GOAL OF THE EXERCISE >> Word for word, copy the records that follow.

##### DATA SUPPLIED

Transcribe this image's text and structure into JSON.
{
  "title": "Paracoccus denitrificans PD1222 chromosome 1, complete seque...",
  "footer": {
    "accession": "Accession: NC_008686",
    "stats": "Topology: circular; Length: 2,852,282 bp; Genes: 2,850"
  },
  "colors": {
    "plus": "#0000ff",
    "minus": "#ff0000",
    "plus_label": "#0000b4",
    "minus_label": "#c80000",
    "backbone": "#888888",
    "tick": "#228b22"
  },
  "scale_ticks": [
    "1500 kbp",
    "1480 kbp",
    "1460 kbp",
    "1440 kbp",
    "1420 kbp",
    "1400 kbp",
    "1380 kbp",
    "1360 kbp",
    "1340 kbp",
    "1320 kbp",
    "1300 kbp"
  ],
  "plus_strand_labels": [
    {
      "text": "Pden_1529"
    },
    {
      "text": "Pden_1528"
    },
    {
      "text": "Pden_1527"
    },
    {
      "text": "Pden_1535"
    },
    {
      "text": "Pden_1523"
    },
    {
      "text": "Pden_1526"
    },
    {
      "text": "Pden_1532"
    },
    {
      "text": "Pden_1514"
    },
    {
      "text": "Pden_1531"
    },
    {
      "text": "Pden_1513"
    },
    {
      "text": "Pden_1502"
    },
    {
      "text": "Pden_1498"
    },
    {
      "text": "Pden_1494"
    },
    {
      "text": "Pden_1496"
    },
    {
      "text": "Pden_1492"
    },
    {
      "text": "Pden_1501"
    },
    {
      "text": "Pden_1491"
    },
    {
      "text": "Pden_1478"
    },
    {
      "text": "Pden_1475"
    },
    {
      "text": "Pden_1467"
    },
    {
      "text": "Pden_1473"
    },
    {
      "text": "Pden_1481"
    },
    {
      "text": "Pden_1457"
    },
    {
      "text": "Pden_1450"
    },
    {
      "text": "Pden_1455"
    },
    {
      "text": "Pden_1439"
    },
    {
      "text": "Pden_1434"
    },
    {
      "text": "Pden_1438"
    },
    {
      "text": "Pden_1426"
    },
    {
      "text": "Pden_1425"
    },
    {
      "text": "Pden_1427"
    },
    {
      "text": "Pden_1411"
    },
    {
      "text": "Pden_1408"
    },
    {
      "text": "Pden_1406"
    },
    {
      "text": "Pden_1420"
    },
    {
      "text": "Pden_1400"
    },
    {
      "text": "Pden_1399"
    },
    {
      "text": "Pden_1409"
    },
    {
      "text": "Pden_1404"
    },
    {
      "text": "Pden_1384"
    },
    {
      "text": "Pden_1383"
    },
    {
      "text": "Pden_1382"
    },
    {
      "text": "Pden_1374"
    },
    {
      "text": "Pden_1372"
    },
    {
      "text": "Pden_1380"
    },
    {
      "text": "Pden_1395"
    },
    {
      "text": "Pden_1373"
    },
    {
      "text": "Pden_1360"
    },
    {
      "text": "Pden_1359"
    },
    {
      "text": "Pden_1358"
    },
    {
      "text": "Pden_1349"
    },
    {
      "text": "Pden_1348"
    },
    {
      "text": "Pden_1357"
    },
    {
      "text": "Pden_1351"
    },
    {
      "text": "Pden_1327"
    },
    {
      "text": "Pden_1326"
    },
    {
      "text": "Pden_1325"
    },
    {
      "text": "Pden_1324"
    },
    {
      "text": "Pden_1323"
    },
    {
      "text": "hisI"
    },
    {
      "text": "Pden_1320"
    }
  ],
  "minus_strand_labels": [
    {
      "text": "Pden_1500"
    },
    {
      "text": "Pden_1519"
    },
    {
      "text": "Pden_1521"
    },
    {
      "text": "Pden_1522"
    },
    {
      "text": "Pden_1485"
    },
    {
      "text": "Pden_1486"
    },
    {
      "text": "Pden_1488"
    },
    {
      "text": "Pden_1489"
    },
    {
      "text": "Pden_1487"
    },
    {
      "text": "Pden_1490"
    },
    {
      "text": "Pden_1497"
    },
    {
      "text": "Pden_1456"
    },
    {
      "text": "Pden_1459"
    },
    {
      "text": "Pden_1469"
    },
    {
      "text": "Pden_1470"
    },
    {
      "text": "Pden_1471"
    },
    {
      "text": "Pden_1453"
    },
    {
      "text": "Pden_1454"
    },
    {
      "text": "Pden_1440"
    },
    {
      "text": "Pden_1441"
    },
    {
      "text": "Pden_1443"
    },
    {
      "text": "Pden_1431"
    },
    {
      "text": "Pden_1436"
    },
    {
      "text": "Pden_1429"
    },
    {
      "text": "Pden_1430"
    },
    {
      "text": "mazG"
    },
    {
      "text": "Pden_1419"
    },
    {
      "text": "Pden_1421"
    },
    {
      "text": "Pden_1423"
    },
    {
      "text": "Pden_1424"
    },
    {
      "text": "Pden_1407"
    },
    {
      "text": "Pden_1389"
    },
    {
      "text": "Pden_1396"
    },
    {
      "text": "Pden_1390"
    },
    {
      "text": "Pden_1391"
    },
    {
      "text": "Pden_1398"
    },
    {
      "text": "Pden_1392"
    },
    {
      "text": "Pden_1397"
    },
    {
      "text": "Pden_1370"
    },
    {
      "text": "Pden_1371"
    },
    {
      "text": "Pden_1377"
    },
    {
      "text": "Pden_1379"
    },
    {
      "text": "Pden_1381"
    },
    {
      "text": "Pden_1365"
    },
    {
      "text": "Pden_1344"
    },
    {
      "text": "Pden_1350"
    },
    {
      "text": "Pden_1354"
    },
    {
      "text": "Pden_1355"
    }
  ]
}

##########

EXERCISE OUTPUT >>
Transcribe this image's text and structure into JSON.
{
  "title": "Paracoccus denitrificans PD1222 chromosome 1, complete seque...",
  "footer": {
    "accession": "Accession: NC_008686",
    "stats": "Topology: circular; Length: 2,852,282 bp; Genes: 2,850"
  },
  "colors": {
    "plus": "#0000ff",
    "minus": "#ff0000",
    "plus_label": "#0000b4",
    "minus_label": "#c80000",
    "backbone": "#888888",
    "tick": "#228b22"
  },
  "scale_ticks": [
    "1500 kbp",
    "1480 kbp",
    "1460 kbp",
    "1440 kbp",
    "1420 kbp",
    "1400 kbp",
    "1380 kbp",
    "1360 kbp",
    "1340 kbp",
    "1320 kbp",
    "1300 kbp"
  ],
  "plus_strand_labels": [
    {
      "text": "Pden_1529"
    },
    {
      "text": "Pden_1528"
    },
    {
      "text": "Pden_1527"
    },
    {
      "text": "Pden_1535"
    },
    {
      "text": "Pden_1523"
    },
    {
      "text": "Pden_1526"
    },
    {
      "text": "Pden_1532"
    },
    {
      "text": "Pden_1514"
    },
    {
      "text": "Pden_1531"
    },
    {
      "text": "Pden_1513"
    },
    {
      "text": "Pden_1502"
    },
    {
      "text": "Pden_1498"
    },
    {
      "text": "Pden_1494"
    },
    {
      "text": "Pden_1496"
    },
    {
      "text": "Pden_1492"
    },
    {
      "text": "Pden_1501"
    },
    {
      "text": "Pden_1491"
    },
    {
      "text": "Pden_1478"
    },
    {
      "text": "Pden_1475"
    },
    {
      "text": "Pden_1467"
    },
    {
      "text": "Pden_1473"
    },
    {
      "text": "Pden_1481"
    },
    {
      "text": "Pden_1457"
    },
    {
      "text": "Pden_1450"
    },
    {
      "text": "Pden_1455"
    },
    {
      "text": "Pden_1439"
    },
    {
      "text": "Pden_1434"
    },
    {
      "text": "Pden_1438"
    },
    {
      "text": "Pden_1426"
    },
    {
      "text": "Pden_1425"
    },
    {
      "text": "Pden_1427"
    },
    {
      "text": "Pden_1411"
    },
    {
      "text": "Pden_1408"
    },
    {
      "text": "Pden_1406"
    },
    {
      "text": "Pden_1420"
    },
    {
      "text": "Pden_1400"
    },
    {
      "text": "Pden_1399"
    },
    {
      "text": "Pden_1409"
    },
    {
      "text": "Pden_1404"
    },
    {
      "text": "Pden_1384"
    },
    {
      "text": "Pden_1383"
    },
    {
      "text": "Pden_1382"
    },
    {
      "text": "Pden_1374"
    },
    {
      "text": "Pden_1372"
    },
    {
      "text": "Pden_1380"
    },
    {
      "text": "Pden_1395"
    },
    {
      "text": "Pden_1373"
    },
    {
      "text": "Pden_1360"
    },
    {
      "text": "Pden_1359"
    },
    {
      "text": "Pden_1358"
    },
    {
      "text": "Pden_1349"
    },
    {
      "text": "Pden_1348"
    },
    {
      "text": "Pden_1357"
    },
    {
      "text": "Pden_1351"
    },
    {
      "text": "Pden_1327"
    },
    {
      "text": "Pden_1326"
    },
    {
      "text": "Pden_1325"
    },
    {
      "text": "Pden_1324"
    },
    {
      "text": "Pden_1323"
    },
    {
      "text": "hisI"
    },
    {
      "text": "Pden_1320"
    }
  ],
  "minus_strand_labels": [
    {
      "text": "Pden_1500"
    },
    {
      "text": "Pden_1519"
    },
    {
      "text": "Pden_1521"
    },
    {
      "text": "Pden_1522"
    },
    {
      "text": "Pden_1485"
    },
    {
      "text": "Pden_1486"
    },
    {
      "text": "Pden_1488"
    },
    {
      "text": "Pden_1489"
    },
    {
      "text": "Pden_1487"
    },
    {
      "text": "Pden_1490"
    },
    {
      "text": "Pden_1497"
    },
    {
      "text": "Pden_1456"
    },
    {
      "text": "Pden_1459"
    },
    {
      "text": "Pden_1469"
    },
    {
      "text": "Pden_1470"
    },
    {
      "text": "Pden_1471"
    },
    {
      "text": "Pden_1453"
    },
    {
      "text": "Pden_1454"
    },
    {
      "text": "Pden_1440"
    },
    {
      "text": "Pden_1441"
    },
    {
      "text": "Pden_1443"
    },
    {
      "text": "Pden_1431"
    },
    {
      "text": "Pden_1436"
    },
    {
      "text": "Pden_1429"
    },
    {
      "text": "Pden_1430"
    },
    {
      "text": "mazG"
    },
    {
      "text": "Pden_1419"
    },
    {
      "text": "Pden_1421"
    },
    {
      "text": "Pden_1423"
    },
    {
      "text": "Pden_1424"
    },
    {
      "text": "Pden_1407"
    },
    {
      "text": "Pden_1389"
    },
    {
      "text": "Pden_1396"
    },
    {
      "text": "Pden_1390"
    },
    {
      "text": "Pden_1391"
    },
    {
      "text": "Pden_1398"
    },
    {
      "text": "Pden_1392"
    },
    {
      "text": "Pden_1397"
    },
    {
      "text": "Pden_1370"
    },
    {
      "text": "Pden_1371"
    },
    {
      "text": "Pden_1377"
    },
    {
      "text": "Pden_1379"
    },
    {
      "text": "Pden_1381"
    },
    {
      "text": "Pden_1365"
    },
    {
      "text": "Pden_1344"
    },
    {
      "text": "Pden_1350"
    },
    {
      "text": "Pden_1354"
    },
    {
      "text": "Pden_1355"
    }
  ]
}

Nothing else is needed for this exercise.